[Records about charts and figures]
__________________________________________________

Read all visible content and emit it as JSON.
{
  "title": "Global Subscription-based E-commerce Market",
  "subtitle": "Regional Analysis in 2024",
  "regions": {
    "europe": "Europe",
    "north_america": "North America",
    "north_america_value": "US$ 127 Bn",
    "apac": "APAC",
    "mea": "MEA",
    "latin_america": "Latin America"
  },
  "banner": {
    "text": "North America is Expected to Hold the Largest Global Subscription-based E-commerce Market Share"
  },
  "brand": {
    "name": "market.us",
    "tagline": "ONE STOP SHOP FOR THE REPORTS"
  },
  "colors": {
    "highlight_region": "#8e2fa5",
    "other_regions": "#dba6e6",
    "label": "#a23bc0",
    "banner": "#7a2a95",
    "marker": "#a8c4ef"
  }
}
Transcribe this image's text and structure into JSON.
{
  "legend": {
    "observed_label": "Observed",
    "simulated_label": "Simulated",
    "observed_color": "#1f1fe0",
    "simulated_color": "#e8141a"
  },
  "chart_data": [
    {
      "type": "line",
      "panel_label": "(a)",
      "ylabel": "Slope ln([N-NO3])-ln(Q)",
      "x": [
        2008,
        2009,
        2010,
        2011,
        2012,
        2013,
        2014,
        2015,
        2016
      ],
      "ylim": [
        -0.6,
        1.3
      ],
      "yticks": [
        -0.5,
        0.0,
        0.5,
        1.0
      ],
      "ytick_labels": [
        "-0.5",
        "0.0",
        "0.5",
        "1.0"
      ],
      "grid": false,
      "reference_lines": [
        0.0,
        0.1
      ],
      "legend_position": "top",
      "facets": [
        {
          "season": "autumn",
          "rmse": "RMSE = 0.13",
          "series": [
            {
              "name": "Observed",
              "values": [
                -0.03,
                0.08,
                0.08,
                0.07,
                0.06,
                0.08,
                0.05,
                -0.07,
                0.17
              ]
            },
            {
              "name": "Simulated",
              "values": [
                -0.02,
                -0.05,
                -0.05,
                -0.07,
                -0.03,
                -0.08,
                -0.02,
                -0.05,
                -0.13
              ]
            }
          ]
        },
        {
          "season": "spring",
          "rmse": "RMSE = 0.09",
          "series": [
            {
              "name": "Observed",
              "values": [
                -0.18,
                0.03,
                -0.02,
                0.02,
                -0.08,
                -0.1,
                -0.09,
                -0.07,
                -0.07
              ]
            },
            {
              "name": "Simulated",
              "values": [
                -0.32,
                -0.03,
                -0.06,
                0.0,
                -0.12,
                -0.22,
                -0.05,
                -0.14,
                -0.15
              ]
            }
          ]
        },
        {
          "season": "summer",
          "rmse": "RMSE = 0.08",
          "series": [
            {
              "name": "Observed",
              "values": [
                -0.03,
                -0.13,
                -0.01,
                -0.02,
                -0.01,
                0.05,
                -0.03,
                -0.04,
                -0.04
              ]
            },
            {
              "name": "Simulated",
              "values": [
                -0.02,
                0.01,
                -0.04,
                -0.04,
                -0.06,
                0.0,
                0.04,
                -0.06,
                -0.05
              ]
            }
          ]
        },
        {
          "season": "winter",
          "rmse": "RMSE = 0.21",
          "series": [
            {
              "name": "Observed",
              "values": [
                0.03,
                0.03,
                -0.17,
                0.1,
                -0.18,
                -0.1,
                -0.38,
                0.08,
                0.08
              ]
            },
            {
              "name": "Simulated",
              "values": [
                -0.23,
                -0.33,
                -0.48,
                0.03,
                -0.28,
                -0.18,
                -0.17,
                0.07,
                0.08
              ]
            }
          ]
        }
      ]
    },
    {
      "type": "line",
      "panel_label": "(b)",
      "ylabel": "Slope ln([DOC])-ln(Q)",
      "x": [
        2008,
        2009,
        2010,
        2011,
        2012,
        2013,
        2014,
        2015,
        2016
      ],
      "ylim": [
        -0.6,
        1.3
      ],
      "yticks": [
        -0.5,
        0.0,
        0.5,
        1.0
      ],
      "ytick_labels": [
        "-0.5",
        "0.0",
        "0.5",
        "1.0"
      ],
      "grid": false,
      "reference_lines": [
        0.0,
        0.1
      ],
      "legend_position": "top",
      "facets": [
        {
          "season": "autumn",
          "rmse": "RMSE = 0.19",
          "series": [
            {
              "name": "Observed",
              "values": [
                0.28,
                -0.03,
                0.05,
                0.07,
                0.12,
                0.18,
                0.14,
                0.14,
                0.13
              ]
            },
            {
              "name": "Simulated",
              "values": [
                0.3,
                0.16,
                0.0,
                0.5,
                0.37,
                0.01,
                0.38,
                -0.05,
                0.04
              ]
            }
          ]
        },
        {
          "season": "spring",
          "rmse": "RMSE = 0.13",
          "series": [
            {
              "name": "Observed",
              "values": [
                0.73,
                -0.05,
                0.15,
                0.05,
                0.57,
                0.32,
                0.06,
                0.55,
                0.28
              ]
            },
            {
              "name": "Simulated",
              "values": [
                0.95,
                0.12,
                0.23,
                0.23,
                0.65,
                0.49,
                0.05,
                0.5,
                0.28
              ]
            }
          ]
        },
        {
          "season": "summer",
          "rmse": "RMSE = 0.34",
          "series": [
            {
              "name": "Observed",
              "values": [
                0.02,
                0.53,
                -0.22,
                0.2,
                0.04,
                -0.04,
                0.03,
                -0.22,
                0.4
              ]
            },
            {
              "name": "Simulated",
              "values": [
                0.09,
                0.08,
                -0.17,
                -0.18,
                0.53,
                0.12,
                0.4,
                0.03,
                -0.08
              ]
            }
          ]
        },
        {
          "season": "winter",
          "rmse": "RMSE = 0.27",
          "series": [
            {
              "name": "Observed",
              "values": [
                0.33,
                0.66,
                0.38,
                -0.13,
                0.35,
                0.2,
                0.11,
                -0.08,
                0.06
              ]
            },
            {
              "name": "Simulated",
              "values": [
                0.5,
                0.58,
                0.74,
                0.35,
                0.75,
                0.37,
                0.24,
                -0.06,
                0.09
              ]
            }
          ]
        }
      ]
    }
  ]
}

__________________________________________________

### [PROBLEM DESCRIPTION]
Write out the entries above once more, without altering anything.

### [OUTPUT FOR THIS TASK]
Read all visible content and emit it as JSON.
{
  "title": "Global Subscription-based E-commerce Market",
  "subtitle": "Regional Analysis in 2024",
  "regions": {
    "europe": "Europe",
    "north_america": "North America",
    "north_america_value": "US$ 127 Bn",
    "apac": "APAC",
    "mea": "MEA",
    "latin_america": "Latin America"
  },
  "banner": {
    "text": "North America is Expected to Hold the Largest Global Subscription-based E-commerce Market Share"
  },
  "brand": {
    "name": "market.us",
    "tagline": "ONE STOP SHOP FOR THE REPORTS"
  },
  "colors": {
    "highlight_region": "#8e2fa5",
    "other_regions": "#dba6e6",
    "label": "#a23bc0",
    "banner": "#7a2a95",
    "marker": "#a8c4ef"
  }
}
Transcribe this image's text and structure into JSON.
{
  "legend": {
    "observed_label": "Observed",
    "simulated_label": "Simulated",
    "observed_color": "#1f1fe0",
    "simulated_color": "#e8141a"
  },
  "chart_data": [
    {
      "type": "line",
      "panel_label": "(a)",
      "ylabel": "Slope ln([N-NO3])-ln(Q)",
      "x": [
        2008,
        2009,
        2010,
        2011,
        2012,
        2013,
        2014,
        2015,
        2016
      ],
      "ylim": [
        -0.6,
        1.3
      ],
      "yticks": [
        -0.5,
        0.0,
        0.5,
        1.0
      ],
      "ytick_labels": [
        "-0.5",
        "0.0",
        "0.5",
        "1.0"
      ],
      "grid": false,
      "reference_lines": [
        0.0,
        0.1
      ],
      "legend_position": "top",
      "facets": [
        {
          "season": "autumn",
          "rmse": "RMSE = 0.13",
          "series": [
            {
              "name": "Observed",
              "values": [
                -0.03,
                0.08,
                0.08,
                0.07,
                0.06,
                0.08,
                0.05,
                -0.07,
                0.17
              ]
            },
            {
              "name": "Simulated",
              "values": [
                -0.02,
                -0.05,
                -0.05,
                -0.07,
                -0.03,
                -0.08,
                -0.02,
                -0.05,
                -0.13
              ]
            }
          ]
        },
        {
          "season": "spring",
          "rmse": "RMSE = 0.09",
          "series": [
            {
              "name": "Observed",
              "values": [
                -0.18,
                0.03,
                -0.02,
                0.02,
                -0.08,
                -0.1,
                -0.09,
                -0.07,
                -0.07
              ]
            },
            {
              "name": "Simulated",
              "values": [
                -0.32,
                -0.03,
                -0.06,
                0.0,
                -0.12,
                -0.22,
                -0.05,
                -0.14,
                -0.15
              ]
            }
          ]
        },
        {
          "season": "summer",
          "rmse": "RMSE = 0.08",
          "series": [
            {
              "name": "Observed",
              "values": [
                -0.03,
                -0.13,
                -0.01,
                -0.02,
                -0.01,
                0.05,
                -0.03,
                -0.04,
                -0.04
              ]
            },
            {
              "name": "Simulated",
              "values": [
                -0.02,
                0.01,
                -0.04,
                -0.04,
                -0.06,
                0.0,
                0.04,
                -0.06,
                -0.05
              ]
            }
          ]
        },
        {
          "season": "winter",
          "rmse": "RMSE = 0.21",
          "series": [
            {
              "name": "Observed",
              "values": [
                0.03,
                0.03,
                -0.17,
                0.1,
                -0.18,
                -0.1,
                -0.38,
                0.08,
                0.08
              ]
            },
            {
              "name": "Simulated",
              "values": [
                -0.23,
                -0.33,
                -0.48,
                0.03,
                -0.28,
                -0.18,
                -0.17,
                0.07,
                0.08
              ]
            }
          ]
        }
      ]
    },
    {
      "type": "line",
      "panel_label": "(b)",
      "ylabel": "Slope ln([DOC])-ln(Q)",
      "x": [
        2008,
        2009,
        2010,
        2011,
        2012,
        2013,
        2014,
        2015,
        2016
      ],
      "ylim": [
        -0.6,
        1.3
      ],
      "yticks": [
        -0.5,
        0.0,
        0.5,
        1.0
      ],
      "ytick_labels": [
        "-0.5",
        "0.0",
        "0.5",
        "1.0"
      ],
      "grid": false,
      "reference_lines": [
        0.0,
        0.1
      ],
      "legend_position": "top",
      "facets": [
        {
          "season": "autumn",
          "rmse": "RMSE = 0.19",
          "series": [
            {
              "name": "Observed",
              "values": [
                0.28,
                -0.03,
                0.05,
                0.07,
                0.12,
                0.18,
                0.14,
                0.14,
                0.13
              ]
            },
            {
              "name": "Simulated",
              "values": [
                0.3,
                0.16,
                0.0,
                0.5,
                0.37,
                0.01,
                0.38,
                -0.05,
                0.04
              ]
            }
          ]
        },
        {
          "season": "spring",
          "rmse": "RMSE = 0.13",
          "series": [
            {
              "name": "Observed",
              "values": [
                0.73,
                -0.05,
                0.15,
                0.05,
                0.57,
                0.32,
                0.06,
                0.55,
                0.28
              ]
            },
            {
              "name": "Simulated",
              "values": [
                0.95,
                0.12,
                0.23,
                0.23,
                0.65,
                0.49,
                0.05,
                0.5,
                0.28
              ]
            }
          ]
        },
        {
          "season": "summer",
          "rmse": "RMSE = 0.34",
          "series": [
            {
              "name": "Observed",
              "values": [
                0.02,
                0.53,
                -0.22,
                0.2,
                0.04,
                -0.04,
                0.03,
                -0.22,
                0.4
              ]
            },
            {
              "name": "Simulated",
              "values": [
                0.09,
                0.08,
                -0.17,
                -0.18,
                0.53,
                0.12,
                0.4,
                0.03,
                -0.08
              ]
            }
          ]
        },
        {
          "season": "winter",
          "rmse": "RMSE = 0.27",
          "series": [
            {
              "name": "Observed",
              "values": [
                0.33,
                0.66,
                0.38,
                -0.13,
                0.35,
                0.2,
                0.11,
                -0.08,
                0.06
              ]
            },
            {
              "name": "Simulated",
              "values": [
                0.5,
                0.58,
                0.74,
                0.35,
                0.75,
                0.37,
                0.24,
                -0.06,
                0.09
              ]
            }
          ]
        }
      ]
    }
  ]
}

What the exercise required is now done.